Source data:
....
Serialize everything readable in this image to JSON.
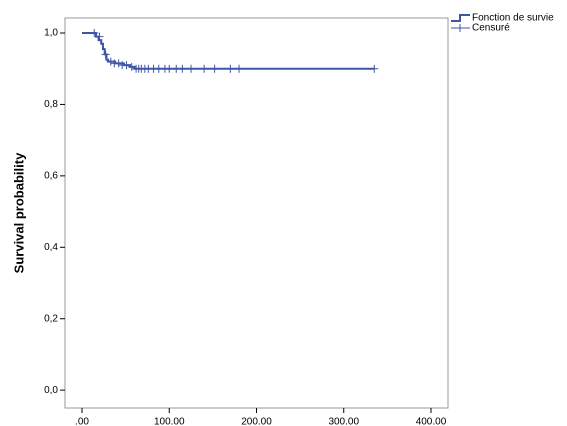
{
  "chart_data": {
    "type": "survival",
    "ylabel": "Survival probability",
    "color": "#3e55a6",
    "xlim": [
      -19.5,
      419.5
    ],
    "ylim": [
      -0.05,
      1.042
    ],
    "xticks": [
      {
        "value": 0,
        "label": ".00"
      },
      {
        "value": 100,
        "label": "100.00"
      },
      {
        "value": 200,
        "label": "200.00"
      },
      {
        "value": 300,
        "label": "300.00"
      },
      {
        "value": 400,
        "label": "400.00"
      }
    ],
    "yticks": [
      {
        "value": 0,
        "label": "0,0"
      },
      {
        "value": 0.2,
        "label": "0,2"
      },
      {
        "value": 0.4,
        "label": "0,4"
      },
      {
        "value": 0.6,
        "label": "0,6"
      },
      {
        "value": 0.8,
        "label": "0,8"
      },
      {
        "value": 1,
        "label": "1,0"
      }
    ],
    "series": [
      {
        "name": "Fonction de survie",
        "kind": "step",
        "x": [
          0,
          16,
          19,
          22,
          24,
          26,
          28,
          30,
          38,
          48,
          55,
          60,
          335
        ],
        "values": [
          1,
          0.99,
          0.98,
          0.97,
          0.955,
          0.94,
          0.925,
          0.92,
          0.915,
          0.91,
          0.905,
          0.9,
          0.9
        ]
      },
      {
        "name": "Censuré",
        "kind": "censor",
        "x": [
          14,
          20,
          27,
          33,
          37,
          42,
          46,
          51,
          57,
          62,
          65,
          68,
          72,
          76,
          82,
          88,
          95,
          100,
          108,
          115,
          125,
          140,
          152,
          170,
          180,
          335
        ],
        "values": [
          1,
          0.99,
          0.94,
          0.92,
          0.915,
          0.915,
          0.91,
          0.91,
          0.905,
          0.9,
          0.9,
          0.9,
          0.9,
          0.9,
          0.9,
          0.9,
          0.9,
          0.9,
          0.9,
          0.9,
          0.9,
          0.9,
          0.9,
          0.9,
          0.9,
          0.9
        ]
      }
    ]
  }
}
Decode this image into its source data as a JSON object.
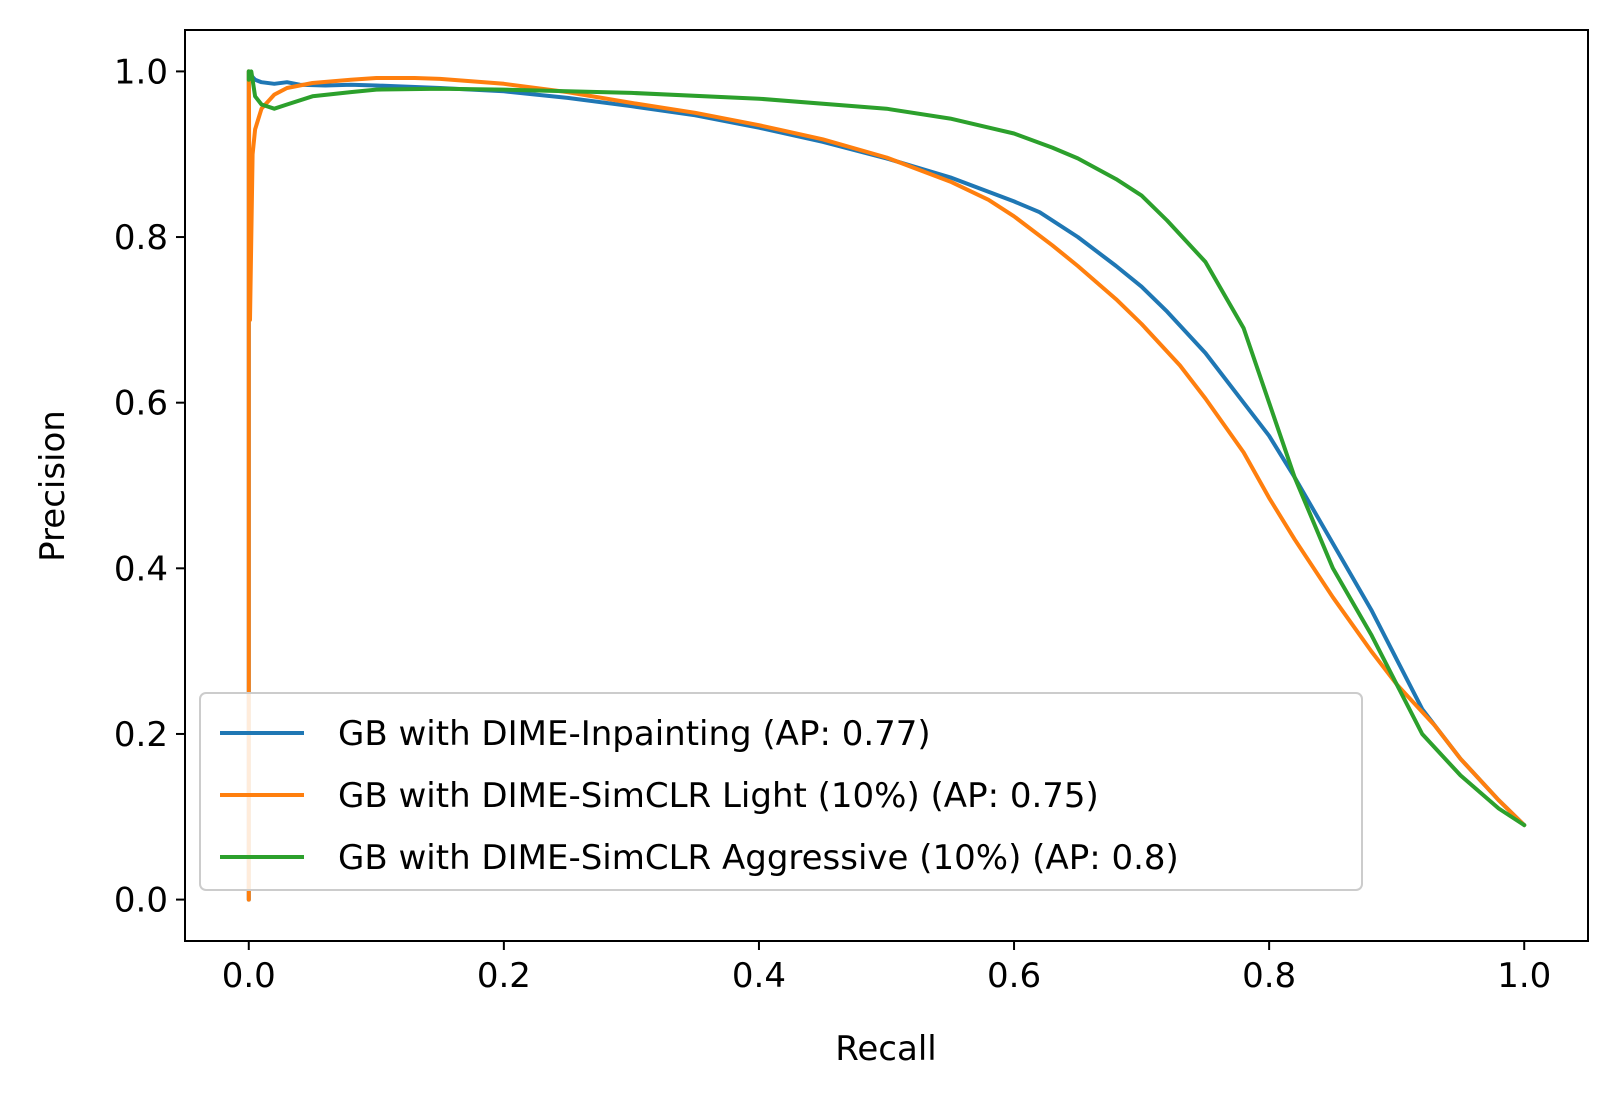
{
  "chart_data": {
    "type": "line",
    "title": "",
    "xlabel": "Recall",
    "ylabel": "Precision",
    "xlim": [
      -0.05,
      1.05
    ],
    "ylim": [
      -0.05,
      1.05
    ],
    "xticks": [
      0.0,
      0.2,
      0.4,
      0.6,
      0.8,
      1.0
    ],
    "yticks": [
      0.0,
      0.2,
      0.4,
      0.6,
      0.8,
      1.0
    ],
    "xtick_labels": [
      "0.0",
      "0.2",
      "0.4",
      "0.6",
      "0.8",
      "1.0"
    ],
    "ytick_labels": [
      "0.0",
      "0.2",
      "0.4",
      "0.6",
      "0.8",
      "1.0"
    ],
    "grid": false,
    "legend_position": "lower-left",
    "series": [
      {
        "name": "GB with DIME-Inpainting (AP: 0.77)",
        "color": "#1f77b4",
        "x": [
          0.0,
          0.0,
          0.002,
          0.005,
          0.01,
          0.02,
          0.03,
          0.04,
          0.06,
          0.08,
          0.1,
          0.15,
          0.2,
          0.25,
          0.3,
          0.35,
          0.4,
          0.45,
          0.5,
          0.55,
          0.6,
          0.62,
          0.65,
          0.68,
          0.7,
          0.72,
          0.75,
          0.78,
          0.8,
          0.82,
          0.85,
          0.88,
          0.9,
          0.92,
          0.95,
          0.98,
          1.0
        ],
        "y": [
          0.0,
          1.0,
          0.995,
          0.99,
          0.987,
          0.985,
          0.987,
          0.984,
          0.983,
          0.984,
          0.983,
          0.98,
          0.976,
          0.968,
          0.958,
          0.947,
          0.932,
          0.915,
          0.895,
          0.872,
          0.843,
          0.83,
          0.8,
          0.765,
          0.74,
          0.71,
          0.66,
          0.6,
          0.56,
          0.51,
          0.43,
          0.35,
          0.29,
          0.23,
          0.17,
          0.12,
          0.09
        ]
      },
      {
        "name": "GB with DIME-SimCLR Light (10%) (AP: 0.75)",
        "color": "#ff7f0e",
        "x": [
          0.0,
          0.0,
          0.001,
          0.003,
          0.005,
          0.01,
          0.02,
          0.03,
          0.05,
          0.08,
          0.1,
          0.13,
          0.15,
          0.2,
          0.25,
          0.3,
          0.35,
          0.4,
          0.45,
          0.5,
          0.55,
          0.58,
          0.6,
          0.63,
          0.65,
          0.68,
          0.7,
          0.73,
          0.75,
          0.78,
          0.8,
          0.82,
          0.85,
          0.88,
          0.9,
          0.93,
          0.95,
          0.98,
          1.0
        ],
        "y": [
          0.0,
          1.0,
          0.7,
          0.9,
          0.93,
          0.955,
          0.972,
          0.98,
          0.986,
          0.99,
          0.992,
          0.992,
          0.991,
          0.985,
          0.975,
          0.962,
          0.95,
          0.935,
          0.918,
          0.896,
          0.867,
          0.845,
          0.825,
          0.79,
          0.765,
          0.725,
          0.695,
          0.645,
          0.605,
          0.54,
          0.485,
          0.435,
          0.365,
          0.3,
          0.26,
          0.21,
          0.17,
          0.12,
          0.09
        ]
      },
      {
        "name": "GB with DIME-SimCLR Aggressive (10%) (AP: 0.8)",
        "color": "#2ca02c",
        "x": [
          0.0,
          0.0,
          0.002,
          0.005,
          0.01,
          0.02,
          0.03,
          0.05,
          0.08,
          0.1,
          0.15,
          0.2,
          0.3,
          0.4,
          0.5,
          0.55,
          0.6,
          0.63,
          0.65,
          0.68,
          0.7,
          0.72,
          0.75,
          0.78,
          0.8,
          0.82,
          0.85,
          0.88,
          0.9,
          0.92,
          0.95,
          0.98,
          1.0
        ],
        "y": [
          1.0,
          0.99,
          1.0,
          0.97,
          0.96,
          0.955,
          0.96,
          0.97,
          0.975,
          0.978,
          0.979,
          0.978,
          0.974,
          0.967,
          0.955,
          0.943,
          0.925,
          0.908,
          0.895,
          0.87,
          0.85,
          0.82,
          0.77,
          0.69,
          0.6,
          0.51,
          0.4,
          0.32,
          0.26,
          0.2,
          0.15,
          0.11,
          0.09
        ]
      }
    ]
  }
}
....
• WHAT YOU ARE ASKED TO DO:
Return to the listing above and set it down exactly, leaving out its pictures.

• THE RESPONSE:
Serialize everything readable in this image to JSON.
{
  "chart_data": {
    "type": "survival",
    "ylabel": "Survival probability",
    "color": "#3e55a6",
    "xlim": [
      -19.5,
      419.5
    ],
    "ylim": [
      -0.05,
      1.042
    ],
    "xticks": [
      {
        "value": 0,
        "label": ".00"
      },
      {
        "value": 100,
        "label": "100.00"
      },
      {
        "value": 200,
        "label": "200.00"
      },
      {
        "value": 300,
        "label": "300.00"
      },
      {
        "value": 400,
        "label": "400.00"
      }
    ],
    "yticks": [
      {
        "value": 0,
        "label": "0,0"
      },
      {
        "value": 0.2,
        "label": "0,2"
      },
      {
        "value": 0.4,
        "label": "0,4"
      },
      {
        "value": 0.6,
        "label": "0,6"
      },
      {
        "value": 0.8,
        "label": "0,8"
      },
      {
        "value": 1,
        "label": "1,0"
      }
    ],
    "series": [
      {
        "name": "Fonction de survie",
        "kind": "step",
        "x": [
          0,
          16,
          19,
          22,
          24,
          26,
          28,
          30,
          38,
          48,
          55,
          60,
          335
        ],
        "values": [
          1,
          0.99,
          0.98,
          0.97,
          0.955,
          0.94,
          0.925,
          0.92,
          0.915,
          0.91,
          0.905,
          0.9,
          0.9
        ]
      },
      {
        "name": "Censuré",
        "kind": "censor",
        "x": [
          14,
          20,
          27,
          33,
          37,
          42,
          46,
          51,
          57,
          62,
          65,
          68,
          72,
          76,
          82,
          88,
          95,
          100,
          108,
          115,
          125,
          140,
          152,
          170,
          180,
          335
        ],
        "values": [
          1,
          0.99,
          0.94,
          0.92,
          0.915,
          0.915,
          0.91,
          0.91,
          0.905,
          0.9,
          0.9,
          0.9,
          0.9,
          0.9,
          0.9,
          0.9,
          0.9,
          0.9,
          0.9,
          0.9,
          0.9,
          0.9,
          0.9,
          0.9,
          0.9,
          0.9
        ]
      }
    ]
  }
}
Decode this image into its source data as a JSON object.
{
  "chart_data": {
    "type": "line",
    "title": "",
    "xlabel": "Recall",
    "ylabel": "Precision",
    "xlim": [
      -0.05,
      1.05
    ],
    "ylim": [
      -0.05,
      1.05
    ],
    "xticks": [
      0.0,
      0.2,
      0.4,
      0.6,
      0.8,
      1.0
    ],
    "yticks": [
      0.0,
      0.2,
      0.4,
      0.6,
      0.8,
      1.0
    ],
    "xtick_labels": [
      "0.0",
      "0.2",
      "0.4",
      "0.6",
      "0.8",
      "1.0"
    ],
    "ytick_labels": [
      "0.0",
      "0.2",
      "0.4",
      "0.6",
      "0.8",
      "1.0"
    ],
    "grid": false,
    "legend_position": "lower-left",
    "series": [
      {
        "name": "GB with DIME-Inpainting (AP: 0.77)",
        "color": "#1f77b4",
        "x": [
          0.0,
          0.0,
          0.002,
          0.005,
          0.01,
          0.02,
          0.03,
          0.04,
          0.06,
          0.08,
          0.1,
          0.15,
          0.2,
          0.25,
          0.3,
          0.35,
          0.4,
          0.45,
          0.5,
          0.55,
          0.6,
          0.62,
          0.65,
          0.68,
          0.7,
          0.72,
          0.75,
          0.78,
          0.8,
          0.82,
          0.85,
          0.88,
          0.9,
          0.92,
          0.95,
          0.98,
          1.0
        ],
        "y": [
          0.0,
          1.0,
          0.995,
          0.99,
          0.987,
          0.985,
          0.987,
          0.984,
          0.983,
          0.984,
          0.983,
          0.98,
          0.976,
          0.968,
          0.958,
          0.947,
          0.932,
          0.915,
          0.895,
          0.872,
          0.843,
          0.83,
          0.8,
          0.765,
          0.74,
          0.71,
          0.66,
          0.6,
          0.56,
          0.51,
          0.43,
          0.35,
          0.29,
          0.23,
          0.17,
          0.12,
          0.09
        ]
      },
      {
        "name": "GB with DIME-SimCLR Light (10%) (AP: 0.75)",
        "color": "#ff7f0e",
        "x": [
          0.0,
          0.0,
          0.001,
          0.003,
          0.005,
          0.01,
          0.02,
          0.03,
          0.05,
          0.08,
          0.1,
          0.13,
          0.15,
          0.2,
          0.25,
          0.3,
          0.35,
          0.4,
          0.45,
          0.5,
          0.55,
          0.58,
          0.6,
          0.63,
          0.65,
          0.68,
          0.7,
          0.73,
          0.75,
          0.78,
          0.8,
          0.82,
          0.85,
          0.88,
          0.9,
          0.93,
          0.95,
          0.98,
          1.0
        ],
        "y": [
          0.0,
          1.0,
          0.7,
          0.9,
          0.93,
          0.955,
          0.972,
          0.98,
          0.986,
          0.99,
          0.992,
          0.992,
          0.991,
          0.985,
          0.975,
          0.962,
          0.95,
          0.935,
          0.918,
          0.896,
          0.867,
          0.845,
          0.825,
          0.79,
          0.765,
          0.725,
          0.695,
          0.645,
          0.605,
          0.54,
          0.485,
          0.435,
          0.365,
          0.3,
          0.26,
          0.21,
          0.17,
          0.12,
          0.09
        ]
      },
      {
        "name": "GB with DIME-SimCLR Aggressive (10%) (AP: 0.8)",
        "color": "#2ca02c",
        "x": [
          0.0,
          0.0,
          0.002,
          0.005,
          0.01,
          0.02,
          0.03,
          0.05,
          0.08,
          0.1,
          0.15,
          0.2,
          0.3,
          0.4,
          0.5,
          0.55,
          0.6,
          0.63,
          0.65,
          0.68,
          0.7,
          0.72,
          0.75,
          0.78,
          0.8,
          0.82,
          0.85,
          0.88,
          0.9,
          0.92,
          0.95,
          0.98,
          1.0
        ],
        "y": [
          1.0,
          0.99,
          1.0,
          0.97,
          0.96,
          0.955,
          0.96,
          0.97,
          0.975,
          0.978,
          0.979,
          0.978,
          0.974,
          0.967,
          0.955,
          0.943,
          0.925,
          0.908,
          0.895,
          0.87,
          0.85,
          0.82,
          0.77,
          0.69,
          0.6,
          0.51,
          0.4,
          0.32,
          0.26,
          0.2,
          0.15,
          0.11,
          0.09
        ]
      }
    ]
  }
}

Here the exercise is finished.